>> START SUPPLIED RECORDS

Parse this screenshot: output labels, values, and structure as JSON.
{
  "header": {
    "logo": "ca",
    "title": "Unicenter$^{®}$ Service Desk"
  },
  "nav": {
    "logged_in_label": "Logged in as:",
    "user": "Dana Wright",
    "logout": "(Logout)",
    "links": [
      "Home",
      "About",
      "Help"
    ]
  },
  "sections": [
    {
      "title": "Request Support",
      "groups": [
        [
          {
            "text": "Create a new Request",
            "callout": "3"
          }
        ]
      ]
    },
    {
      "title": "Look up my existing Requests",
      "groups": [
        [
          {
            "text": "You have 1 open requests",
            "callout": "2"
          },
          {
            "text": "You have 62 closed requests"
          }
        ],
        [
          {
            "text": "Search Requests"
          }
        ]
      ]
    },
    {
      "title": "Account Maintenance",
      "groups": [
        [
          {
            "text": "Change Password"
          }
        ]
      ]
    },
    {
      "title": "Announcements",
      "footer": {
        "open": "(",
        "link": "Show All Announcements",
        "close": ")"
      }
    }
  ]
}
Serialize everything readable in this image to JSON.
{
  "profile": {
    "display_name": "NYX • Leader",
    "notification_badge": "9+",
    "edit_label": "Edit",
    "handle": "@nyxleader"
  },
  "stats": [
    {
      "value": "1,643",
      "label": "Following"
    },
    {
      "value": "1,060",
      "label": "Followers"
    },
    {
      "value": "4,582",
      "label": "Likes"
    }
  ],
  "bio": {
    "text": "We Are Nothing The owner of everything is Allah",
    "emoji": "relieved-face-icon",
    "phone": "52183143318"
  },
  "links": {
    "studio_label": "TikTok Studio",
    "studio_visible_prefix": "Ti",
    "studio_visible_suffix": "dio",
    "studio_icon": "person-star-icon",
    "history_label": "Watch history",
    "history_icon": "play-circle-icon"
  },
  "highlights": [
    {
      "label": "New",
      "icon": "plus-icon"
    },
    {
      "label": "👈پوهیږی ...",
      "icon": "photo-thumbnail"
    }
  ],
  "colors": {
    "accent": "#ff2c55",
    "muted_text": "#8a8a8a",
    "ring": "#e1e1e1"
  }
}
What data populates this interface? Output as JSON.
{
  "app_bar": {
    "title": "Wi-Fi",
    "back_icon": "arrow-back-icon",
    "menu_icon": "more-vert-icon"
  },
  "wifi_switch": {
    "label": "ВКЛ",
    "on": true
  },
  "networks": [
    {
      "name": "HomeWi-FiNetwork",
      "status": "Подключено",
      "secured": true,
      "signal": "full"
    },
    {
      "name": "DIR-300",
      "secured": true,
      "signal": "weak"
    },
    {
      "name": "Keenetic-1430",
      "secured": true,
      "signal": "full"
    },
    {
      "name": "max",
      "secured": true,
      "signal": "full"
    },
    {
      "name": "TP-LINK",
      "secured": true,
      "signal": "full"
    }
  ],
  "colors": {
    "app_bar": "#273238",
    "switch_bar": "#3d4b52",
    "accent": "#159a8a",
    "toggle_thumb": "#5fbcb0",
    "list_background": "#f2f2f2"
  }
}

>> END SUPPLIED RECORDS

TASK STATEMENT =
Repeat the material above in full, keeping every word.

COMPLETED EXERCISE =
Parse this screenshot: output labels, values, and structure as JSON.
{
  "header": {
    "logo": "ca",
    "title": "Unicenter$^{®}$ Service Desk"
  },
  "nav": {
    "logged_in_label": "Logged in as:",
    "user": "Dana Wright",
    "logout": "(Logout)",
    "links": [
      "Home",
      "About",
      "Help"
    ]
  },
  "sections": [
    {
      "title": "Request Support",
      "groups": [
        [
          {
            "text": "Create a new Request",
            "callout": "3"
          }
        ]
      ]
    },
    {
      "title": "Look up my existing Requests",
      "groups": [
        [
          {
            "text": "You have 1 open requests",
            "callout": "2"
          },
          {
            "text": "You have 62 closed requests"
          }
        ],
        [
          {
            "text": "Search Requests"
          }
        ]
      ]
    },
    {
      "title": "Account Maintenance",
      "groups": [
        [
          {
            "text": "Change Password"
          }
        ]
      ]
    },
    {
      "title": "Announcements",
      "footer": {
        "open": "(",
        "link": "Show All Announcements",
        "close": ")"
      }
    }
  ]
}
Serialize everything readable in this image to JSON.
{
  "profile": {
    "display_name": "NYX • Leader",
    "notification_badge": "9+",
    "edit_label": "Edit",
    "handle": "@nyxleader"
  },
  "stats": [
    {
      "value": "1,643",
      "label": "Following"
    },
    {
      "value": "1,060",
      "label": "Followers"
    },
    {
      "value": "4,582",
      "label": "Likes"
    }
  ],
  "bio": {
    "text": "We Are Nothing The owner of everything is Allah",
    "emoji": "relieved-face-icon",
    "phone": "52183143318"
  },
  "links": {
    "studio_label": "TikTok Studio",
    "studio_visible_prefix": "Ti",
    "studio_visible_suffix": "dio",
    "studio_icon": "person-star-icon",
    "history_label": "Watch history",
    "history_icon": "play-circle-icon"
  },
  "highlights": [
    {
      "label": "New",
      "icon": "plus-icon"
    },
    {
      "label": "👈پوهیږی ...",
      "icon": "photo-thumbnail"
    }
  ],
  "colors": {
    "accent": "#ff2c55",
    "muted_text": "#8a8a8a",
    "ring": "#e1e1e1"
  }
}
What data populates this interface? Output as JSON.
{
  "app_bar": {
    "title": "Wi-Fi",
    "back_icon": "arrow-back-icon",
    "menu_icon": "more-vert-icon"
  },
  "wifi_switch": {
    "label": "ВКЛ",
    "on": true
  },
  "networks": [
    {
      "name": "HomeWi-FiNetwork",
      "status": "Подключено",
      "secured": true,
      "signal": "full"
    },
    {
      "name": "DIR-300",
      "secured": true,
      "signal": "weak"
    },
    {
      "name": "Keenetic-1430",
      "secured": true,
      "signal": "full"
    },
    {
      "name": "max",
      "secured": true,
      "signal": "full"
    },
    {
      "name": "TP-LINK",
      "secured": true,
      "signal": "full"
    }
  ],
  "colors": {
    "app_bar": "#273238",
    "switch_bar": "#3d4b52",
    "accent": "#159a8a",
    "toggle_thumb": "#5fbcb0",
    "list_background": "#f2f2f2"
  }
}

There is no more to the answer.